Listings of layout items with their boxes
* * *
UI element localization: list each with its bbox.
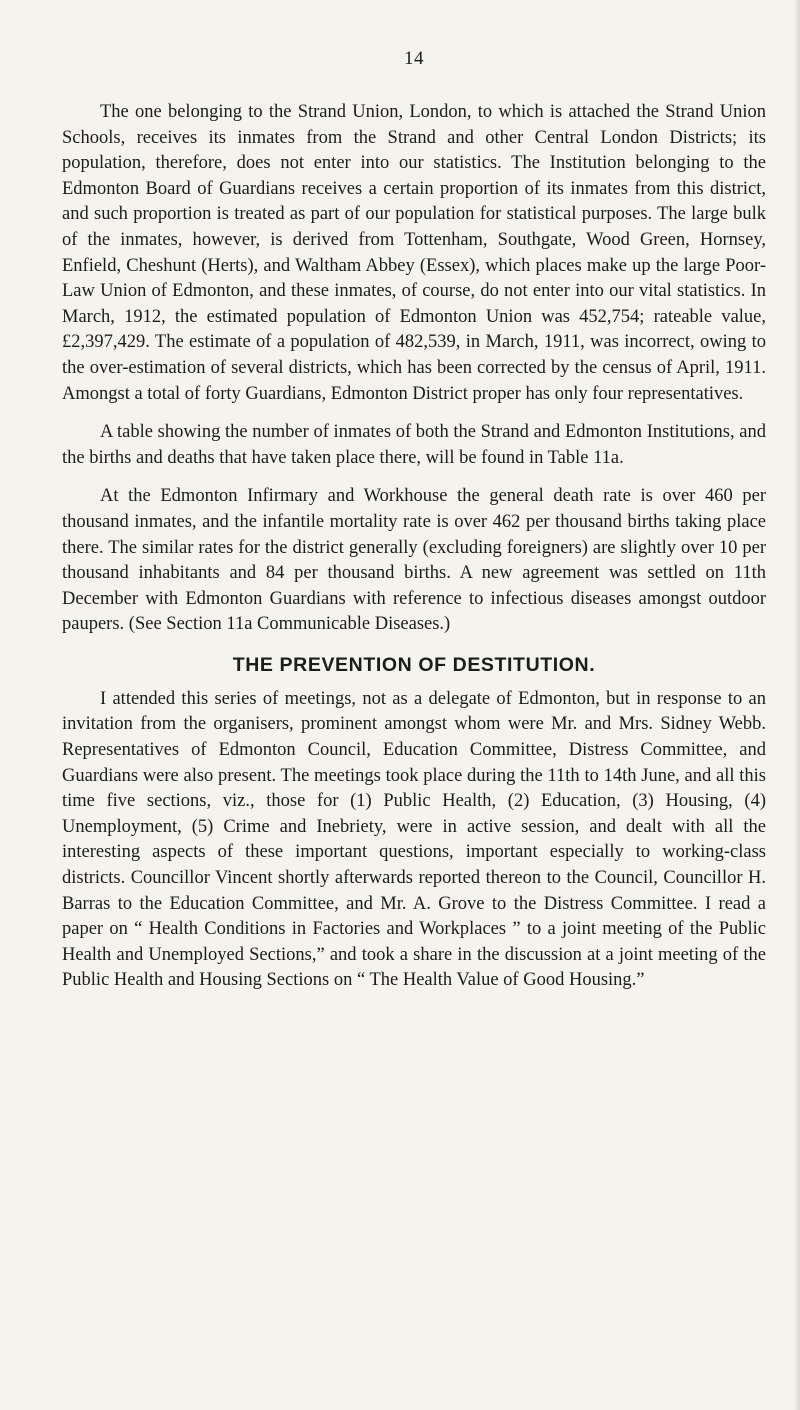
page-number: 14 (404, 48, 424, 69)
paragraph-meetings: I attended this series of meetings, not as a delegate of Edmonton, but in response to an invitation from the organisers, prominent amongst whom were Mr. and Mrs. Sidney Webb. Representatives of Edmonton Council, Education Committee, Distress Committee, and Guardians were also present. The meetings took place during the 11th to 14th June, and all this time five sections, viz., those for (1) Public Health, (2) Education, (3) Housing, (4) Unemployment, (5) Crime and Inebriety, were in active session, and dealt with all the interesting aspects of these important questions, important especially to working-class districts. Councillor Vincent shortly afterwards reported thereon to the Council, Councillor H. Barras to the Education Committee, and Mr. A. Grove to the Distress Committee. I read a paper on “ Health Conditions in Factories and Workplaces ” to a joint meeting of the Public Health and Unemployed Sections,” and took a share in the discussion at a joint meeting of the Public Health and Housing Sections on “ The Health Value of Good Housing.” (62, 688, 766, 991)
paragraph-death-rates: At the Edmonton Infirmary and Workhouse the general death rate is over 460 per thousand inmates, and the infantile mortality rate is over 462 per thousand births taking place there. The similar rates for the district generally (excluding foreigners) are slightly over 10 per thousand inhabitants and 84 per thousand births. A new agreement was settled on 11th December with Edmonton Guardians with reference to infectious diseases amongst outdoor paupers. (See Section 11a Communicable Diseases.) (62, 486, 766, 635)
paragraph-table-reference: A table showing the number of inmates of both the Strand and Edmonton Institutions, and the births and deaths that have taken place there, will be found in Table 11a. (62, 422, 766, 468)
section-heading: THE PREVENTION OF DESTITUTION. (232, 653, 596, 676)
page-edge-shadow (794, 0, 800, 1410)
paragraph-strand-union: The one belonging to the Strand Union, London, to which is attached the Strand Union Schools, receives its inmates from the Strand and other Central London Districts; its population, therefore, does not enter into our statistics. The Institution belonging to the Edmonton Board of Guardians receives a certain proportion of its inmates from this district, and such proportion is treated as part of our population for statistical purposes. The large bulk of the inmates, however, is derived from Tottenham, Southgate, Wood Green, Hornsey, Enfield, Cheshunt (Herts), and Waltham Abbey (Essex), which places make up the large Poor-Law Union of Edmonton, and these inmates, of course, do not enter into our vital statistics. In March, 1912, the estimated population of Edmonton Union was 452,754; rateable value, £2,397,429. The estimate of a population of 482,539, in March, 1911, was incorrect, owing to the over-estimation of several districts, which has been corrected by the census of April, 1911. Amongst a total of forty Guardians, Edmonton District proper has only four representatives. (62, 102, 766, 404)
* * *
- [Exercise description] Pick out each line of the material above that contains the string "page", and copy those lines.

- [Solution]
page-number: 14 (404, 48, 424, 69)
page-edge-shadow (794, 0, 800, 1410)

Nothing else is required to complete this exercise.